START Information supplied

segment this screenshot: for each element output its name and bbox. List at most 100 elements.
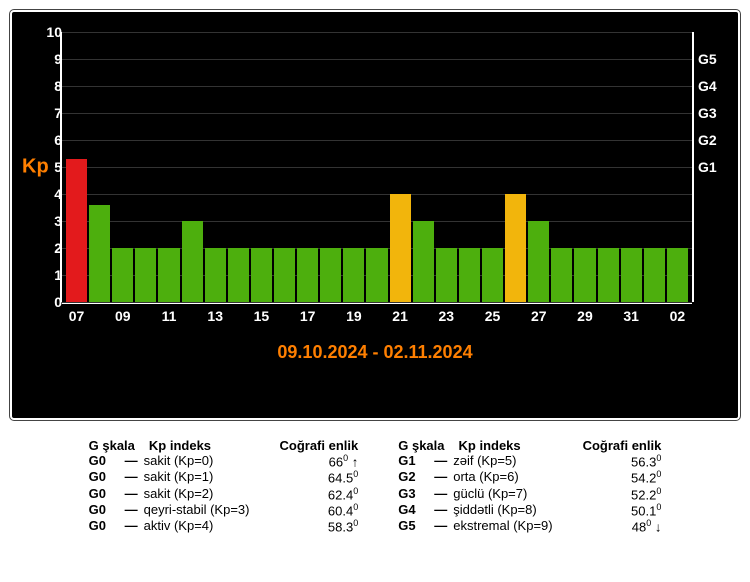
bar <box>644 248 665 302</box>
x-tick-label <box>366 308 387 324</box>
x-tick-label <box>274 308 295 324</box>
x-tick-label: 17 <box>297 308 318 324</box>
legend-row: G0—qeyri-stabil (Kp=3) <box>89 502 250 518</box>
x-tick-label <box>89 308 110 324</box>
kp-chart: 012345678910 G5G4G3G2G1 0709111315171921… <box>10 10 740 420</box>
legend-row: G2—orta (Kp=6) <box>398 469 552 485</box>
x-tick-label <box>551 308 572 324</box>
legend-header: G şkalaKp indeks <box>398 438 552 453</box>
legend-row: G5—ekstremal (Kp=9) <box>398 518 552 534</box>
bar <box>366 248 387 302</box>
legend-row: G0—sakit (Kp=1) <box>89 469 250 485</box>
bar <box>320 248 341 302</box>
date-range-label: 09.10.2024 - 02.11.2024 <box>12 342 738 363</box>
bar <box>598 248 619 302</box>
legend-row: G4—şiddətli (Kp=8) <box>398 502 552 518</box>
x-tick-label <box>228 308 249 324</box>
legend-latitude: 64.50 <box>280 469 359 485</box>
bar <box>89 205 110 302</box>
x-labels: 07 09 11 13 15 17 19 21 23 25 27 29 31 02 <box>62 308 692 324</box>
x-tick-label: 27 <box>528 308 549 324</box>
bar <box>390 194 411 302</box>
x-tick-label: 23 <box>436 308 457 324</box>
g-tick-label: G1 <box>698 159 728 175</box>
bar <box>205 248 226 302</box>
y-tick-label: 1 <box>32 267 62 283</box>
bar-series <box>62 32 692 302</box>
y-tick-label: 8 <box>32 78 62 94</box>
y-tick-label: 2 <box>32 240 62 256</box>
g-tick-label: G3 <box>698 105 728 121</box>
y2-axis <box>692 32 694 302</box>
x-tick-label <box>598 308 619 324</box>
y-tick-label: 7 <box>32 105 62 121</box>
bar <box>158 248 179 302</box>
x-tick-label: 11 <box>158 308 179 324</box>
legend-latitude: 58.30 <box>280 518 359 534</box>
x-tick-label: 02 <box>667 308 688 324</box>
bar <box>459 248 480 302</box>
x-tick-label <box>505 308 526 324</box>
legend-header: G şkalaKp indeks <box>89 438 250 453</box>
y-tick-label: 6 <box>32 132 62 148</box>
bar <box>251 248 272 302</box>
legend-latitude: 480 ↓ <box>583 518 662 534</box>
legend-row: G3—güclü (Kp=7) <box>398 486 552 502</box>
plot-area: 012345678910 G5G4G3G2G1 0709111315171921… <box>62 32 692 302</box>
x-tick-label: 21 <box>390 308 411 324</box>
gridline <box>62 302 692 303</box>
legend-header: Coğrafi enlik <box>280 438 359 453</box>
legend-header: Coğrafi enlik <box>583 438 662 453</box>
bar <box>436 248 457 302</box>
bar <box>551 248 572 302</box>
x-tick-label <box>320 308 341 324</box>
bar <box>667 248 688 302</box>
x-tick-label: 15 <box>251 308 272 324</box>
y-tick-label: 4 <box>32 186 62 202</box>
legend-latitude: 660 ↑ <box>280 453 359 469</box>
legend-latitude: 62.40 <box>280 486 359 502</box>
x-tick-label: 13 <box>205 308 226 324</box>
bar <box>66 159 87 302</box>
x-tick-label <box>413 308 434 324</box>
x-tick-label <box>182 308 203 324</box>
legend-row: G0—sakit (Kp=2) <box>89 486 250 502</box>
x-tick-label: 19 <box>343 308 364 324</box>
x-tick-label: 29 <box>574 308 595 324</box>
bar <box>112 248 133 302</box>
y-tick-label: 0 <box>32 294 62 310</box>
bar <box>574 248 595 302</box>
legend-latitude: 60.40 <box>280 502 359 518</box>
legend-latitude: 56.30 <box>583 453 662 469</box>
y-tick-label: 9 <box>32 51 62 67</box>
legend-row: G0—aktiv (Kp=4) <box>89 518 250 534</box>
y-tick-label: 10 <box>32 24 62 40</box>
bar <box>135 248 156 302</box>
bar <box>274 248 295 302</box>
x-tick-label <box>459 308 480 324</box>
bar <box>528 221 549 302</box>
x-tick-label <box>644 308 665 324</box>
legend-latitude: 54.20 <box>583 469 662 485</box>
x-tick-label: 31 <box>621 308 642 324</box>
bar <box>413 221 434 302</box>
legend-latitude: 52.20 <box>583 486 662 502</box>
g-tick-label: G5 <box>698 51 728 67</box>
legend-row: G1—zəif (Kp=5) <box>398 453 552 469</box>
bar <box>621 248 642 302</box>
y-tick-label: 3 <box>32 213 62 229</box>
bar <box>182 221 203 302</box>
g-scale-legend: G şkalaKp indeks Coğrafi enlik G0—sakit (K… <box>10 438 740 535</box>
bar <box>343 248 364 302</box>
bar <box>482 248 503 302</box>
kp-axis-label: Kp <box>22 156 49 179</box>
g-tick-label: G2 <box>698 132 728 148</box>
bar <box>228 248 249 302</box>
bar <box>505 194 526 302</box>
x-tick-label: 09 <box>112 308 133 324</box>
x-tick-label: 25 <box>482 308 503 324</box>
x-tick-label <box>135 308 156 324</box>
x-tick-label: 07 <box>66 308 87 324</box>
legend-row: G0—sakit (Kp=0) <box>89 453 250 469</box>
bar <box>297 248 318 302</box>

END Information supplied
START Information supplied

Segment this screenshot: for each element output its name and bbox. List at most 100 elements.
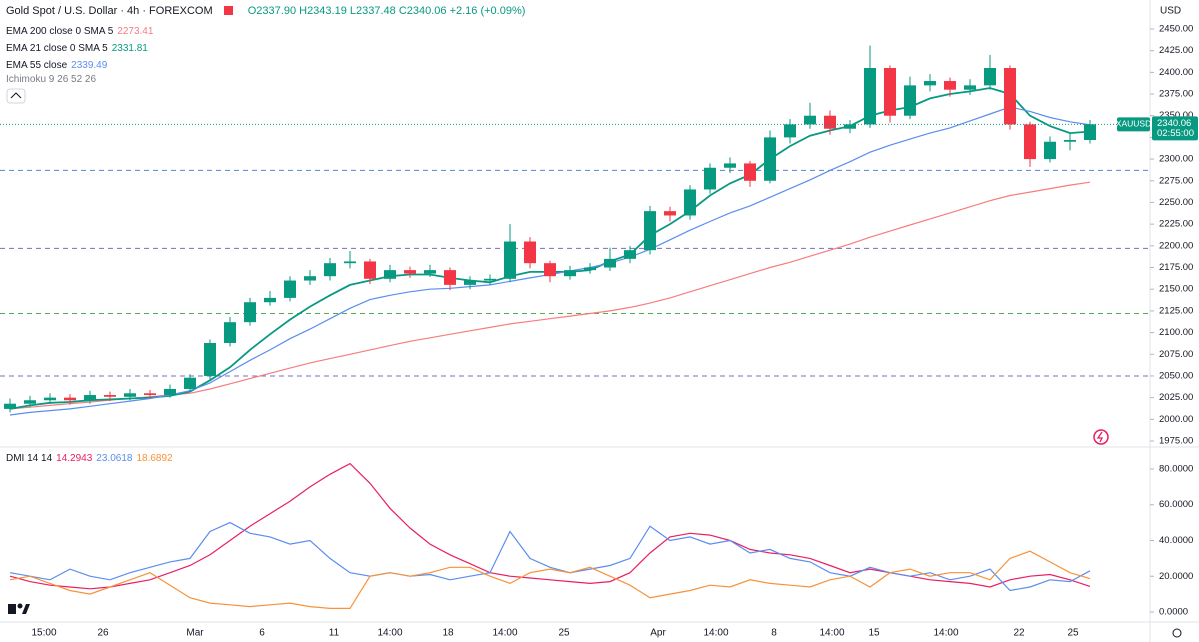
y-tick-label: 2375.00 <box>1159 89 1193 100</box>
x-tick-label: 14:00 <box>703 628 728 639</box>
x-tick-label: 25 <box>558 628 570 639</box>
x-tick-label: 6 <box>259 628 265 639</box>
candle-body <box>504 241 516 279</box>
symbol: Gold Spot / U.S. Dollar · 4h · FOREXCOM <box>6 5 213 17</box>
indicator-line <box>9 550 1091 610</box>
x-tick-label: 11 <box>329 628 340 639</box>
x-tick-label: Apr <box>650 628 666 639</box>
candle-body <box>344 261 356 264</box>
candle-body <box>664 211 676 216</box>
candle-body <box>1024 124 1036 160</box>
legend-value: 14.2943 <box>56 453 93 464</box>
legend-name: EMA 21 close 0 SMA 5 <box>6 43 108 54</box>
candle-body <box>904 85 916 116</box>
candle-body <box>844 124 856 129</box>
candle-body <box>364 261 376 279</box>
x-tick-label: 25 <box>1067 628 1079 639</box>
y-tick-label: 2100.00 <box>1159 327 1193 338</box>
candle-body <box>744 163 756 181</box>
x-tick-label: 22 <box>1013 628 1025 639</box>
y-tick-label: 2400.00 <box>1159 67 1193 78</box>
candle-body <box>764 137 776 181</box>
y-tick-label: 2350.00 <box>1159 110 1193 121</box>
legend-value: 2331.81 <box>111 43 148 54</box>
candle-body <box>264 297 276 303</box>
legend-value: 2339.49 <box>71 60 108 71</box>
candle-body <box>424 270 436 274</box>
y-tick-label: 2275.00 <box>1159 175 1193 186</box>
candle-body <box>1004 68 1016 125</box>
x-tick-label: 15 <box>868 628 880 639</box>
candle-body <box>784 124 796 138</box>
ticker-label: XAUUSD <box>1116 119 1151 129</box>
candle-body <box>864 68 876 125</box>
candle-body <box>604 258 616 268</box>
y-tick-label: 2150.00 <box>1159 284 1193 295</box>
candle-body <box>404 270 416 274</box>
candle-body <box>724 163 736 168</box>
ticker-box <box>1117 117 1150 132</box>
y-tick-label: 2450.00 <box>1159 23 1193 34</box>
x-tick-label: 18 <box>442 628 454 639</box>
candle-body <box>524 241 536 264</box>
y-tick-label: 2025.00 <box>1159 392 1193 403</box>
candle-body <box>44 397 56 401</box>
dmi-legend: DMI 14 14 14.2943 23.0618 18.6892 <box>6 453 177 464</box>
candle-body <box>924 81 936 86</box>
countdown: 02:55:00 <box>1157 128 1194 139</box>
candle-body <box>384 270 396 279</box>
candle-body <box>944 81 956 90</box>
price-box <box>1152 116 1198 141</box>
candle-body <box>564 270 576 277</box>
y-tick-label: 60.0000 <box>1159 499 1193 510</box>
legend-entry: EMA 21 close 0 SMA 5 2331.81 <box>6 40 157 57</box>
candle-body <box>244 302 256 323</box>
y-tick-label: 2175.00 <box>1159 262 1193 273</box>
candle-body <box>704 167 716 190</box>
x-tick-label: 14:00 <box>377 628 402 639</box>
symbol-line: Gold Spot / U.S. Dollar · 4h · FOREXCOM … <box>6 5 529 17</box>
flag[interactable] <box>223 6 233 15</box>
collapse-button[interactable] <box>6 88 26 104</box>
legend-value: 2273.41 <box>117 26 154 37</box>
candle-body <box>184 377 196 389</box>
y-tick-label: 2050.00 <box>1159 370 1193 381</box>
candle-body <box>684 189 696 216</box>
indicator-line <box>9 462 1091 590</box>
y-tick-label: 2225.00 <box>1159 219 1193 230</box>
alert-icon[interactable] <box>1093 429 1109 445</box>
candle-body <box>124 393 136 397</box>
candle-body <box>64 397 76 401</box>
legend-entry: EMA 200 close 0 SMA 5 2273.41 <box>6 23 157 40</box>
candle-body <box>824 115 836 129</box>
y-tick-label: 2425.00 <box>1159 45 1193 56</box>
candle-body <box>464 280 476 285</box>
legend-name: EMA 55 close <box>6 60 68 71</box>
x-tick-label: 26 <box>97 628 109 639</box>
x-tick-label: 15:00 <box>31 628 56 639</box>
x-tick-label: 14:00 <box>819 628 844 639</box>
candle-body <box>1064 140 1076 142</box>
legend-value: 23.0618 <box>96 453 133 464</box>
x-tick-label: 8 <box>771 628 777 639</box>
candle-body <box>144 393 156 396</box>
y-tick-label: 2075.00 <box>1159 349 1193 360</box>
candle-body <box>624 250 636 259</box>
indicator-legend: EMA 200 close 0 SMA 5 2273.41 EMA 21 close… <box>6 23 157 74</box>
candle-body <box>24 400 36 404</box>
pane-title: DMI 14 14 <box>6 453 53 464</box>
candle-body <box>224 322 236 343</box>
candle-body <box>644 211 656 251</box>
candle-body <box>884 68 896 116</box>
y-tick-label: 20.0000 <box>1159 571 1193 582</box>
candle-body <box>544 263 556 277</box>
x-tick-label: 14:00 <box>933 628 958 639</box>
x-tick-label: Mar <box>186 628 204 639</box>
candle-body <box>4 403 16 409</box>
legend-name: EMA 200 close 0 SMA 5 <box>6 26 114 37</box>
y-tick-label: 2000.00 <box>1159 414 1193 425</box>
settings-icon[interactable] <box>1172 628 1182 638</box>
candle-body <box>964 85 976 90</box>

END Information supplied

### Task brief
Reproduce the stretch of lines from the one containing "bar <box>644 248 665 302</box>" through the one containing "bar <box>390 194 411 302</box>".

### Response to the exercise
bar <box>644 248 665 302</box>
x-tick-label <box>366 308 387 324</box>
x-tick-label <box>274 308 295 324</box>
x-tick-label: 17 <box>297 308 318 324</box>
legend-row: G0—qeyri-stabil (Kp=3) <box>89 502 250 518</box>
x-tick-label <box>89 308 110 324</box>
kp-chart: 012345678910 G5G4G3G2G1 0709111315171921… <box>10 10 740 420</box>
legend-row: G2—orta (Kp=6) <box>398 469 552 485</box>
x-tick-label <box>551 308 572 324</box>
legend-header: G şkalaKp indeks <box>398 438 552 453</box>
legend-row: G5—ekstremal (Kp=9) <box>398 518 552 534</box>
bar <box>366 248 387 302</box>
legend-row: G0—sakit (Kp=1) <box>89 469 250 485</box>
bar <box>320 248 341 302</box>
date-range-label: 09.10.2024 - 02.11.2024 <box>12 342 738 363</box>
bar <box>598 248 619 302</box>
legend-row: G4—şiddətli (Kp=8) <box>398 502 552 518</box>
x-tick-label <box>228 308 249 324</box>
legend-latitude: 64.50 <box>280 469 359 485</box>
bar <box>89 205 110 302</box>
x-labels: 07 09 11 13 15 17 19 21 23 25 27 29 31 02 <box>62 308 692 324</box>
x-tick-label: 27 <box>528 308 549 324</box>
bar <box>390 194 411 302</box>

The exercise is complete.